Listings of annotated regions:
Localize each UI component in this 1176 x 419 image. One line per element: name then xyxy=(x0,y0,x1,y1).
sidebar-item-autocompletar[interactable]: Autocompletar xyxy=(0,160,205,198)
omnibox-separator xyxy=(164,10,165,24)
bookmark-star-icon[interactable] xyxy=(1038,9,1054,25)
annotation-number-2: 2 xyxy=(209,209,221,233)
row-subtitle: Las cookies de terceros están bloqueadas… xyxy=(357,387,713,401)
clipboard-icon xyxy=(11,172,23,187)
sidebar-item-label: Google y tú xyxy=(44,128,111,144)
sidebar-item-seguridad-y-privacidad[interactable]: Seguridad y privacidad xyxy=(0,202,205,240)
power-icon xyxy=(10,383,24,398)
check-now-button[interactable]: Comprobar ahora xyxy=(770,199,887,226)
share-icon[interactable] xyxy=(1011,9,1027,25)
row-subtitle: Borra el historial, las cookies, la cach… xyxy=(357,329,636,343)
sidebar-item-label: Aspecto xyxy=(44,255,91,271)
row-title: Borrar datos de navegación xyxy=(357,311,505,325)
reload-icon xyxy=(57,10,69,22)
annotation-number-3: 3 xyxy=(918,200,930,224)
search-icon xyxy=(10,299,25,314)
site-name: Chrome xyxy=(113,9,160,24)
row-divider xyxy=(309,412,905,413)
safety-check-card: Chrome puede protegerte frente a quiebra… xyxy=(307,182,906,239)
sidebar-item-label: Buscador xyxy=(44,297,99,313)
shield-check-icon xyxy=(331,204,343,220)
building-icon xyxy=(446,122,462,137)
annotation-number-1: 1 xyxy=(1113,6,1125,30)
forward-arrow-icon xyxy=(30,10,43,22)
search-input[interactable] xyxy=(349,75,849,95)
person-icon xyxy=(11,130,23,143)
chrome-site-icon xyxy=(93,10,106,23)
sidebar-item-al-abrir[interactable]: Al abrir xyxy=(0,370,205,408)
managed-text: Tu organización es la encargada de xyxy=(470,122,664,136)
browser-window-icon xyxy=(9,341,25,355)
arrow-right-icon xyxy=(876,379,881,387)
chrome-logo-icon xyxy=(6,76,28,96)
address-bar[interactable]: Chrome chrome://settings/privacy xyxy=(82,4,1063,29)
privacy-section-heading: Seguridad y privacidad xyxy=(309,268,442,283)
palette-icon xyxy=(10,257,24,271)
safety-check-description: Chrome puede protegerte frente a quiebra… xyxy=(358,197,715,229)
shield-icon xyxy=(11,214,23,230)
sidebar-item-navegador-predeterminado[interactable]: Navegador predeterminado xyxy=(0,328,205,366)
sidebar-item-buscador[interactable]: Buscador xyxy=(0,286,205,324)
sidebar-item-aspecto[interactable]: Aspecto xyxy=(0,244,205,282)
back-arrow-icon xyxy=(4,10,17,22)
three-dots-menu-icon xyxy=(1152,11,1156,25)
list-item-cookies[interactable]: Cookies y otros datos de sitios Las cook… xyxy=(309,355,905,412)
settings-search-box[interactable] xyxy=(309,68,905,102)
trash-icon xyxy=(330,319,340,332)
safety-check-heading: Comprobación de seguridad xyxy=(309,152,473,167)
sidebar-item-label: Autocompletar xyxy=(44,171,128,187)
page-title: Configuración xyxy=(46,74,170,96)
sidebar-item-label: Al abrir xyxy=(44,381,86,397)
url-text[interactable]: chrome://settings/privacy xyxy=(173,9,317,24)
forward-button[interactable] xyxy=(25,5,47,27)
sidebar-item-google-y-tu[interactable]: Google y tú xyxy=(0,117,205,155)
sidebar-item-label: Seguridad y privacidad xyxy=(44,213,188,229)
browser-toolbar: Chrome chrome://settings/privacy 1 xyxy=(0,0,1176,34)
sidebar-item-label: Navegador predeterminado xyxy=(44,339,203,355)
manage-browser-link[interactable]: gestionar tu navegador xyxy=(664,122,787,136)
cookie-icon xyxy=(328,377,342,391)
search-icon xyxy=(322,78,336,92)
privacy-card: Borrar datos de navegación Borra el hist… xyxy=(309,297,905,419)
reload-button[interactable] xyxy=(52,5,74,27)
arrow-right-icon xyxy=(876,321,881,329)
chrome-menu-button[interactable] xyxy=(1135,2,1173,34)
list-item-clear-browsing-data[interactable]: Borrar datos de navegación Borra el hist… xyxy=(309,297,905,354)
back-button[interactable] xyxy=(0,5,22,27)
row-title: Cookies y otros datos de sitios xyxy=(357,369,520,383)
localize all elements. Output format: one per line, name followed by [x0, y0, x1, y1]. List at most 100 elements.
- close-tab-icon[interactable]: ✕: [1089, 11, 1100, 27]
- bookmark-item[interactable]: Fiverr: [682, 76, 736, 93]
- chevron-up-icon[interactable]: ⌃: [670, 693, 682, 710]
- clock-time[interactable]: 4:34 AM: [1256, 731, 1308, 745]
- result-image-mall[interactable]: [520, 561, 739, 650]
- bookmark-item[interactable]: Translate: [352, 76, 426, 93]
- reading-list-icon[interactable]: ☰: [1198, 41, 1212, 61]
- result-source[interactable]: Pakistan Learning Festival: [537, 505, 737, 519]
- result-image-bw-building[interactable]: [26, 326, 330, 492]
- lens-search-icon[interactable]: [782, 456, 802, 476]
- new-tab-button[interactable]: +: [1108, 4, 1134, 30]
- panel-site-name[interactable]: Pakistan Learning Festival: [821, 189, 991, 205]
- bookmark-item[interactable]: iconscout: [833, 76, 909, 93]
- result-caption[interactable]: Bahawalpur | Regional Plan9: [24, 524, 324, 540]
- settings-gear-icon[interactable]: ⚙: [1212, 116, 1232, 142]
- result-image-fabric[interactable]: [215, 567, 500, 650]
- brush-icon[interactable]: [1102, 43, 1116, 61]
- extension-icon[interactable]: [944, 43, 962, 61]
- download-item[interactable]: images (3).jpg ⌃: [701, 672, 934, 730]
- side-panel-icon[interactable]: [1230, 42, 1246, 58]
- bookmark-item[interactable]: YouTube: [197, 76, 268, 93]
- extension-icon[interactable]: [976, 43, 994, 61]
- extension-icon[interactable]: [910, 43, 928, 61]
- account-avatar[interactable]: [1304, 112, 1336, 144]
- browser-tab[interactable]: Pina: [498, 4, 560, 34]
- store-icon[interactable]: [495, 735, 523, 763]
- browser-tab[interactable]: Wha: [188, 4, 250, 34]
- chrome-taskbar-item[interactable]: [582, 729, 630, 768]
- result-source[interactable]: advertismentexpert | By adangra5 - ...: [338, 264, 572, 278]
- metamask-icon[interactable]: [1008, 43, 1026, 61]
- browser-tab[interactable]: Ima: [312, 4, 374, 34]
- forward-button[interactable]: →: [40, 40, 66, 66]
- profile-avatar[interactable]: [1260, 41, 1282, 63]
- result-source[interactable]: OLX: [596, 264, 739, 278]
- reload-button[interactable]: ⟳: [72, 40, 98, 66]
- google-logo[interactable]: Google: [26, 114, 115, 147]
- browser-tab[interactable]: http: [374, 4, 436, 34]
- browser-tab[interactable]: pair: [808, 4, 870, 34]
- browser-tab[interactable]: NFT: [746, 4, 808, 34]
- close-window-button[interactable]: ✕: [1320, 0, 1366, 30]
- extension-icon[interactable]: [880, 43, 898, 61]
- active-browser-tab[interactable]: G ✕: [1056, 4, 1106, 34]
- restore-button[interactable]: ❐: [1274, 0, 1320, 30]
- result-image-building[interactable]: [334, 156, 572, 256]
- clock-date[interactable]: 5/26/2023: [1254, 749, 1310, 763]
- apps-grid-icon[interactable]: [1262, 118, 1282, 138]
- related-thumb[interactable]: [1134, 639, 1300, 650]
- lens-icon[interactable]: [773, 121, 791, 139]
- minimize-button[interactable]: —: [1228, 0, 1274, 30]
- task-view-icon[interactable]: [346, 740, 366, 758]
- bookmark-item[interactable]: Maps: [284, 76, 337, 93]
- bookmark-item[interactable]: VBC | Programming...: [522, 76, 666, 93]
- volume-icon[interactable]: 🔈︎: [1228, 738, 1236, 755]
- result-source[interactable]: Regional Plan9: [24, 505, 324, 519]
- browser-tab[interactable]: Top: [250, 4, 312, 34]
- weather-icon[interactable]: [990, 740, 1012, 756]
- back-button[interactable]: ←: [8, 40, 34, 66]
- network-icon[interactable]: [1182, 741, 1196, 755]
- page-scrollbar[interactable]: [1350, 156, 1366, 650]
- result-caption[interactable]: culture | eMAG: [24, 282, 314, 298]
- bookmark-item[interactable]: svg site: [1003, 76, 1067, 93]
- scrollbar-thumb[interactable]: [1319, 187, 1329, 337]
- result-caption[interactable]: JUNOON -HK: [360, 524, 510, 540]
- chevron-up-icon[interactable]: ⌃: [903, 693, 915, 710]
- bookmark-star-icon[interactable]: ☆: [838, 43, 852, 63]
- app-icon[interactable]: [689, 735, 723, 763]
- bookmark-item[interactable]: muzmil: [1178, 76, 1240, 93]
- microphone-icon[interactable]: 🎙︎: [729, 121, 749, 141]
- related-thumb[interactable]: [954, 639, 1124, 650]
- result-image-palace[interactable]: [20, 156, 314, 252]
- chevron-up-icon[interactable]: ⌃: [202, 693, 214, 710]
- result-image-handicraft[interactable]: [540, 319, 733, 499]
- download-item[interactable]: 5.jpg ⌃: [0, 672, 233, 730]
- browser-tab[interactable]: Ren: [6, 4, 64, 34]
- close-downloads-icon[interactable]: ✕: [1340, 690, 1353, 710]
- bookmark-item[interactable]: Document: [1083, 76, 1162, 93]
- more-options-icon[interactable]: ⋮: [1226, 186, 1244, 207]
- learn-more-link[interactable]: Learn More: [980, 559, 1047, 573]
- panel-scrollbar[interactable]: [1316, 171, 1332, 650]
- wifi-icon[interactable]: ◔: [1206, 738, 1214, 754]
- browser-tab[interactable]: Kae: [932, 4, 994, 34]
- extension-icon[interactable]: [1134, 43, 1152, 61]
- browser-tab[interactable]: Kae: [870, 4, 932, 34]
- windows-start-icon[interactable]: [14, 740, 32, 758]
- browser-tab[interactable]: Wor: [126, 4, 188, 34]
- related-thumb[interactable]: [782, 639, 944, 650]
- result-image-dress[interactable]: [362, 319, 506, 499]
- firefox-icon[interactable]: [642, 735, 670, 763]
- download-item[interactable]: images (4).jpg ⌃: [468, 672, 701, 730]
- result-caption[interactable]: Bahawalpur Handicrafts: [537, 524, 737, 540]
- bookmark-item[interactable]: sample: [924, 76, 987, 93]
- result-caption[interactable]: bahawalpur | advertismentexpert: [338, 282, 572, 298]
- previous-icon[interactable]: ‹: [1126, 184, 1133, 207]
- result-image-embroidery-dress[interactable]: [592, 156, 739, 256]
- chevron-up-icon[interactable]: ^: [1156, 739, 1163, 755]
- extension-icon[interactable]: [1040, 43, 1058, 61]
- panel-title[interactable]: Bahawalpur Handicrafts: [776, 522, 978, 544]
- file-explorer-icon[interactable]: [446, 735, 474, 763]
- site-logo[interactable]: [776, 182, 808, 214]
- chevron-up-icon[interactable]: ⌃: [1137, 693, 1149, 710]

● **Task description**
Reproduce the entries word for word, starting at the very first line and ending at the line that contains "shield-icon xyxy=(11,214,23,230)". Include both of those lines.

● **Solved problem**
Localize each UI component in this 1176 x 419 image. One line per element: name then xyxy=(x0,y0,x1,y1).
sidebar-item-autocompletar[interactable]: Autocompletar xyxy=(0,160,205,198)
omnibox-separator xyxy=(164,10,165,24)
bookmark-star-icon[interactable] xyxy=(1038,9,1054,25)
annotation-number-2: 2 xyxy=(209,209,221,233)
row-subtitle: Las cookies de terceros están bloqueadas… xyxy=(357,387,713,401)
clipboard-icon xyxy=(11,172,23,187)
sidebar-item-label: Google y tú xyxy=(44,128,111,144)
sidebar-item-seguridad-y-privacidad[interactable]: Seguridad y privacidad xyxy=(0,202,205,240)
power-icon xyxy=(10,383,24,398)
check-now-button[interactable]: Comprobar ahora xyxy=(770,199,887,226)
share-icon[interactable] xyxy=(1011,9,1027,25)
row-subtitle: Borra el historial, las cookies, la cach… xyxy=(357,329,636,343)
sidebar-item-label: Aspecto xyxy=(44,255,91,271)
row-title: Borrar datos de navegación xyxy=(357,311,505,325)
reload-icon xyxy=(57,10,69,22)
annotation-number-3: 3 xyxy=(918,200,930,224)
search-icon xyxy=(10,299,25,314)
site-name: Chrome xyxy=(113,9,160,24)
row-divider xyxy=(309,412,905,413)
safety-check-card: Chrome puede protegerte frente a quiebra… xyxy=(307,182,906,239)
sidebar-item-label: Buscador xyxy=(44,297,99,313)
shield-check-icon xyxy=(331,204,343,220)
building-icon xyxy=(446,122,462,137)
annotation-number-1: 1 xyxy=(1113,6,1125,30)
forward-arrow-icon xyxy=(30,10,43,22)
search-input[interactable] xyxy=(349,75,849,95)
person-icon xyxy=(11,130,23,143)
chrome-site-icon xyxy=(93,10,106,23)
sidebar-item-al-abrir[interactable]: Al abrir xyxy=(0,370,205,408)
managed-text: Tu organización es la encargada de xyxy=(470,122,664,136)
browser-window-icon xyxy=(9,341,25,355)
arrow-right-icon xyxy=(876,379,881,387)
chrome-logo-icon xyxy=(6,76,28,96)
address-bar[interactable]: Chrome chrome://settings/privacy xyxy=(82,4,1063,29)
privacy-section-heading: Seguridad y privacidad xyxy=(309,268,442,283)
palette-icon xyxy=(10,257,24,271)
safety-check-description: Chrome puede protegerte frente a quiebra… xyxy=(358,197,715,229)
shield-icon xyxy=(11,214,23,230)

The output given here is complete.